[Stored data entries]
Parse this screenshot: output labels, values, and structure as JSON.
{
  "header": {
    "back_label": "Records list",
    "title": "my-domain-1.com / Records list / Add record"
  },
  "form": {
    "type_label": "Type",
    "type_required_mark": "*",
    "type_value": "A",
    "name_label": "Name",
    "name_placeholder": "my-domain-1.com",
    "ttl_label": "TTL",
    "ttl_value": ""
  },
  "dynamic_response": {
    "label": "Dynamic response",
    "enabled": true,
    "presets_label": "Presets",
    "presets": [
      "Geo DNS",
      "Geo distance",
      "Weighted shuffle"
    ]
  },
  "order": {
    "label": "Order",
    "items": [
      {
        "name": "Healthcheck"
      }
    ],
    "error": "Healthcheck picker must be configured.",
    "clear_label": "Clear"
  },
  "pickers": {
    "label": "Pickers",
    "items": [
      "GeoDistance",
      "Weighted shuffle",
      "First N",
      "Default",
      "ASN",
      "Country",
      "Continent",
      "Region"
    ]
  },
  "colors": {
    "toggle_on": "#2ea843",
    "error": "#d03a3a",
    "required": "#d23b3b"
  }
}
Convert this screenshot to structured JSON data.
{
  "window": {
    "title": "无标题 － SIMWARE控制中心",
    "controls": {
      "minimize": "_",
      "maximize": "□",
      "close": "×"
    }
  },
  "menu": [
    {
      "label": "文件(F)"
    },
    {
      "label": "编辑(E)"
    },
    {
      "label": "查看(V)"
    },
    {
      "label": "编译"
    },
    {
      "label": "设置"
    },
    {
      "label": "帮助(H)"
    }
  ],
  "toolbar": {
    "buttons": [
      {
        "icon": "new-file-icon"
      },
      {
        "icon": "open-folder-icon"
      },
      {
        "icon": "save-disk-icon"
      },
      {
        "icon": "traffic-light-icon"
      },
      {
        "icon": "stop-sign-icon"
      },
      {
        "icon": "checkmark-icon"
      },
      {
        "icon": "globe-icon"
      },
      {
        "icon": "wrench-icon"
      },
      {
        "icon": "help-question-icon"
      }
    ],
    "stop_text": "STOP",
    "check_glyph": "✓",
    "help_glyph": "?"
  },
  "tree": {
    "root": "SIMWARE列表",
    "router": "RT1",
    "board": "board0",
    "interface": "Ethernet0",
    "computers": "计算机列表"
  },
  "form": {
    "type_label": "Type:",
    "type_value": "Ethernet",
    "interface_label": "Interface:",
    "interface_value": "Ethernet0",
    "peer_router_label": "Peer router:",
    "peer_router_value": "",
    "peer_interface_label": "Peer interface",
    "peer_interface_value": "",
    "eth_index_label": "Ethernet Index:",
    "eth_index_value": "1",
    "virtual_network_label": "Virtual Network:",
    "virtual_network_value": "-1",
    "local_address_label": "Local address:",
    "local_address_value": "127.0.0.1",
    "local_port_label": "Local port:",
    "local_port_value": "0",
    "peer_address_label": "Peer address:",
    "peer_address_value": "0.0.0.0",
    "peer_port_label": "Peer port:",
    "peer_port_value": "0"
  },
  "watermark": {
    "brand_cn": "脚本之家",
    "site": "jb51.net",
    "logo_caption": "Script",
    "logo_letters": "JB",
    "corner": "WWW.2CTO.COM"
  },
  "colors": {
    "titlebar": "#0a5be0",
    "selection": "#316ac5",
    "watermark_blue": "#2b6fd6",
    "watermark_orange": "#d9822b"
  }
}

• [WORK REQUIRED]: Write out every line from the entries where "icon" appears.

• [RESULT]:
        "icon": "new-file-icon"
        "icon": "open-folder-icon"
        "icon": "save-disk-icon"
        "icon": "traffic-light-icon"
        "icon": "stop-sign-icon"
        "icon": "checkmark-icon"
        "icon": "globe-icon"
        "icon": "wrench-icon"
        "icon": "help-question-icon"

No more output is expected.